* [Your goal]: Your copy of the material below should match it exactly, except that it holds no pictures.

* [Supplied material]:
※ ※ ※
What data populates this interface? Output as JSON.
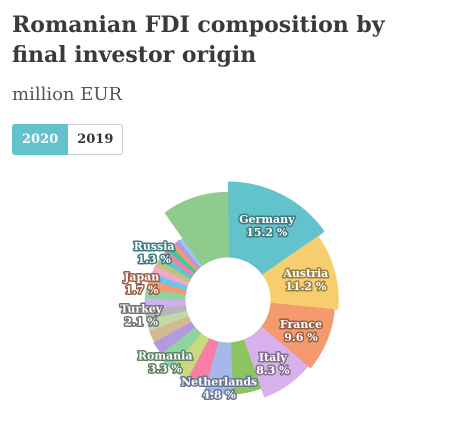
{
  "header": {
    "title": "Romanian FDI composition by final investor origin",
    "subtitle": "million EUR"
  },
  "tabs": [
    {
      "label": "2020",
      "active": true
    },
    {
      "label": "2019",
      "active": false
    }
  ],
  "chart_data": {
    "type": "pie",
    "donut": true,
    "slices": [
      {
        "name": "Germany",
        "value": 15.2,
        "label": "15.2 %",
        "color": "#63c3cc"
      },
      {
        "name": "Austria",
        "value": 11.2,
        "label": "11.2 %",
        "color": "#f7ce6e"
      },
      {
        "name": "France",
        "value": 9.6,
        "label": "9.6 %",
        "color": "#f49a6e"
      },
      {
        "name": "Italy",
        "value": 8.3,
        "label": "8.3 %",
        "color": "#d7b0ec"
      },
      {
        "name": "",
        "value": 4.9,
        "label": "",
        "color": "#8bc460"
      },
      {
        "name": "Netherlands",
        "value": 4.8,
        "label": "4.8 %",
        "color": "#a4b9ea"
      },
      {
        "name": "",
        "value": 3.6,
        "label": "",
        "color": "#f77fa6"
      },
      {
        "name": "",
        "value": 3.4,
        "label": "",
        "color": "#cad97e"
      },
      {
        "name": "Romania",
        "value": 3.3,
        "label": "3.3 %",
        "color": "#8ed3a0"
      },
      {
        "name": "",
        "value": 2.5,
        "label": "",
        "color": "#b39ae0"
      },
      {
        "name": "",
        "value": 2.3,
        "label": "",
        "color": "#d5b894"
      },
      {
        "name": "",
        "value": 2.2,
        "label": "",
        "color": "#c2d8a8"
      },
      {
        "name": "Turkey",
        "value": 2.1,
        "label": "2.1 %",
        "color": "#b6b6b6"
      },
      {
        "name": "",
        "value": 2.0,
        "label": "",
        "color": "#cdb0f0"
      },
      {
        "name": "",
        "value": 1.9,
        "label": "",
        "color": "#8ed3a0"
      },
      {
        "name": "Japan",
        "value": 1.7,
        "label": "1.7 %",
        "color": "#f49a6e"
      },
      {
        "name": "",
        "value": 1.6,
        "label": "",
        "color": "#6fc4ee"
      },
      {
        "name": "",
        "value": 1.5,
        "label": "",
        "color": "#f5a8c4"
      },
      {
        "name": "",
        "value": 1.4,
        "label": "",
        "color": "#b9c47e"
      },
      {
        "name": "Russia",
        "value": 1.3,
        "label": "1.3 %",
        "color": "#63c3cc"
      },
      {
        "name": "",
        "value": 1.2,
        "label": "",
        "color": "#f77fa6"
      },
      {
        "name": "",
        "value": 1.1,
        "label": "",
        "color": "#3fc9a0"
      },
      {
        "name": "",
        "value": 1.0,
        "label": "",
        "color": "#f49a6e"
      },
      {
        "name": "",
        "value": 1.0,
        "label": "",
        "color": "#b39ae0"
      },
      {
        "name": "",
        "value": 0.9,
        "label": "",
        "color": "#9fc4ee"
      },
      {
        "name": "",
        "value": 10.0,
        "label": "",
        "color": "#8fcb8c"
      }
    ]
  }
}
※ ※ ※
* [Solved problem]:
What data populates this interface? Output as JSON.
{
  "header": {
    "title": "Romanian FDI composition by final investor origin",
    "subtitle": "million EUR"
  },
  "tabs": [
    {
      "label": "2020",
      "active": true
    },
    {
      "label": "2019",
      "active": false
    }
  ],
  "chart_data": {
    "type": "pie",
    "donut": true,
    "slices": [
      {
        "name": "Germany",
        "value": 15.2,
        "label": "15.2 %",
        "color": "#63c3cc"
      },
      {
        "name": "Austria",
        "value": 11.2,
        "label": "11.2 %",
        "color": "#f7ce6e"
      },
      {
        "name": "France",
        "value": 9.6,
        "label": "9.6 %",
        "color": "#f49a6e"
      },
      {
        "name": "Italy",
        "value": 8.3,
        "label": "8.3 %",
        "color": "#d7b0ec"
      },
      {
        "name": "",
        "value": 4.9,
        "label": "",
        "color": "#8bc460"
      },
      {
        "name": "Netherlands",
        "value": 4.8,
        "label": "4.8 %",
        "color": "#a4b9ea"
      },
      {
        "name": "",
        "value": 3.6,
        "label": "",
        "color": "#f77fa6"
      },
      {
        "name": "",
        "value": 3.4,
        "label": "",
        "color": "#cad97e"
      },
      {
        "name": "Romania",
        "value": 3.3,
        "label": "3.3 %",
        "color": "#8ed3a0"
      },
      {
        "name": "",
        "value": 2.5,
        "label": "",
        "color": "#b39ae0"
      },
      {
        "name": "",
        "value": 2.3,
        "label": "",
        "color": "#d5b894"
      },
      {
        "name": "",
        "value": 2.2,
        "label": "",
        "color": "#c2d8a8"
      },
      {
        "name": "Turkey",
        "value": 2.1,
        "label": "2.1 %",
        "color": "#b6b6b6"
      },
      {
        "name": "",
        "value": 2.0,
        "label": "",
        "color": "#cdb0f0"
      },
      {
        "name": "",
        "value": 1.9,
        "label": "",
        "color": "#8ed3a0"
      },
      {
        "name": "Japan",
        "value": 1.7,
        "label": "1.7 %",
        "color": "#f49a6e"
      },
      {
        "name": "",
        "value": 1.6,
        "label": "",
        "color": "#6fc4ee"
      },
      {
        "name": "",
        "value": 1.5,
        "label": "",
        "color": "#f5a8c4"
      },
      {
        "name": "",
        "value": 1.4,
        "label": "",
        "color": "#b9c47e"
      },
      {
        "name": "Russia",
        "value": 1.3,
        "label": "1.3 %",
        "color": "#63c3cc"
      },
      {
        "name": "",
        "value": 1.2,
        "label": "",
        "color": "#f77fa6"
      },
      {
        "name": "",
        "value": 1.1,
        "label": "",
        "color": "#3fc9a0"
      },
      {
        "name": "",
        "value": 1.0,
        "label": "",
        "color": "#f49a6e"
      },
      {
        "name": "",
        "value": 1.0,
        "label": "",
        "color": "#b39ae0"
      },
      {
        "name": "",
        "value": 0.9,
        "label": "",
        "color": "#9fc4ee"
      },
      {
        "name": "",
        "value": 10.0,
        "label": "",
        "color": "#8fcb8c"
      }
    ]
  }
}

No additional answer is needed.